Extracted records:
==================================================

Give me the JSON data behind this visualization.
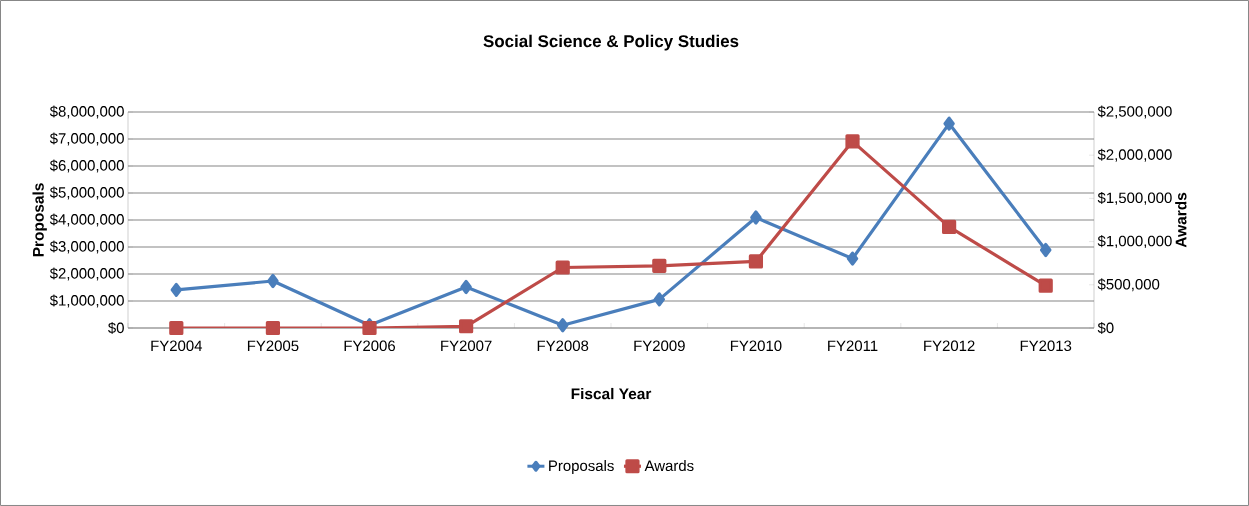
{
  "chart_data": {
    "type": "line",
    "title": "Social Science & Policy Studies",
    "xlabel": "Fiscal Year",
    "ylabel": "Proposals",
    "y2label": "Awards",
    "categories": [
      "FY2004",
      "FY2005",
      "FY2006",
      "FY2007",
      "FY2008",
      "FY2009",
      "FY2010",
      "FY2011",
      "FY2012",
      "FY2013"
    ],
    "series": [
      {
        "name": "Proposals",
        "color": "#4a7ebb",
        "marker": "diamond",
        "values": [
          1410000,
          1740000,
          100000,
          1520000,
          100000,
          1060000,
          4090000,
          2570000,
          7570000,
          2890000
        ]
      },
      {
        "name": "Awards",
        "color": "#be4b48",
        "marker": "square",
        "axis": "y2",
        "values": [
          0,
          0,
          0,
          20000,
          700000,
          720000,
          770000,
          2160000,
          1170000,
          490000
        ]
      }
    ],
    "ylim": [
      0,
      8000000
    ],
    "yticks": [
      {
        "value": 0,
        "label": "$0"
      },
      {
        "value": 1000000,
        "label": "$1,000,000"
      },
      {
        "value": 2000000,
        "label": "$2,000,000"
      },
      {
        "value": 3000000,
        "label": "$3,000,000"
      },
      {
        "value": 4000000,
        "label": "$4,000,000"
      },
      {
        "value": 5000000,
        "label": "$5,000,000"
      },
      {
        "value": 6000000,
        "label": "$6,000,000"
      },
      {
        "value": 7000000,
        "label": "$7,000,000"
      },
      {
        "value": 8000000,
        "label": "$8,000,000"
      }
    ],
    "y2lim": [
      0,
      2500000
    ],
    "y2ticks": [
      {
        "value": 0,
        "label": "$0"
      },
      {
        "value": 500000,
        "label": "$500,000"
      },
      {
        "value": 1000000,
        "label": "$1,000,000"
      },
      {
        "value": 1500000,
        "label": "$1,500,000"
      },
      {
        "value": 2000000,
        "label": "$2,000,000"
      },
      {
        "value": 2500000,
        "label": "$2,500,000"
      }
    ],
    "grid": "y",
    "legend": "bottom",
    "line_style": "solid"
  }
}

==================================================

- To do:
Reproduce every line of the material precisely, omitting its pictures.

- Complete response:
Give me the JSON data behind this visualization.
{
  "chart_data": {
    "type": "line",
    "title": "Social Science & Policy Studies",
    "xlabel": "Fiscal Year",
    "ylabel": "Proposals",
    "y2label": "Awards",
    "categories": [
      "FY2004",
      "FY2005",
      "FY2006",
      "FY2007",
      "FY2008",
      "FY2009",
      "FY2010",
      "FY2011",
      "FY2012",
      "FY2013"
    ],
    "series": [
      {
        "name": "Proposals",
        "color": "#4a7ebb",
        "marker": "diamond",
        "values": [
          1410000,
          1740000,
          100000,
          1520000,
          100000,
          1060000,
          4090000,
          2570000,
          7570000,
          2890000
        ]
      },
      {
        "name": "Awards",
        "color": "#be4b48",
        "marker": "square",
        "axis": "y2",
        "values": [
          0,
          0,
          0,
          20000,
          700000,
          720000,
          770000,
          2160000,
          1170000,
          490000
        ]
      }
    ],
    "ylim": [
      0,
      8000000
    ],
    "yticks": [
      {
        "value": 0,
        "label": "$0"
      },
      {
        "value": 1000000,
        "label": "$1,000,000"
      },
      {
        "value": 2000000,
        "label": "$2,000,000"
      },
      {
        "value": 3000000,
        "label": "$3,000,000"
      },
      {
        "value": 4000000,
        "label": "$4,000,000"
      },
      {
        "value": 5000000,
        "label": "$5,000,000"
      },
      {
        "value": 6000000,
        "label": "$6,000,000"
      },
      {
        "value": 7000000,
        "label": "$7,000,000"
      },
      {
        "value": 8000000,
        "label": "$8,000,000"
      }
    ],
    "y2lim": [
      0,
      2500000
    ],
    "y2ticks": [
      {
        "value": 0,
        "label": "$0"
      },
      {
        "value": 500000,
        "label": "$500,000"
      },
      {
        "value": 1000000,
        "label": "$1,000,000"
      },
      {
        "value": 1500000,
        "label": "$1,500,000"
      },
      {
        "value": 2000000,
        "label": "$2,000,000"
      },
      {
        "value": 2500000,
        "label": "$2,500,000"
      }
    ],
    "grid": "y",
    "legend": "bottom",
    "line_style": "solid"
  }
}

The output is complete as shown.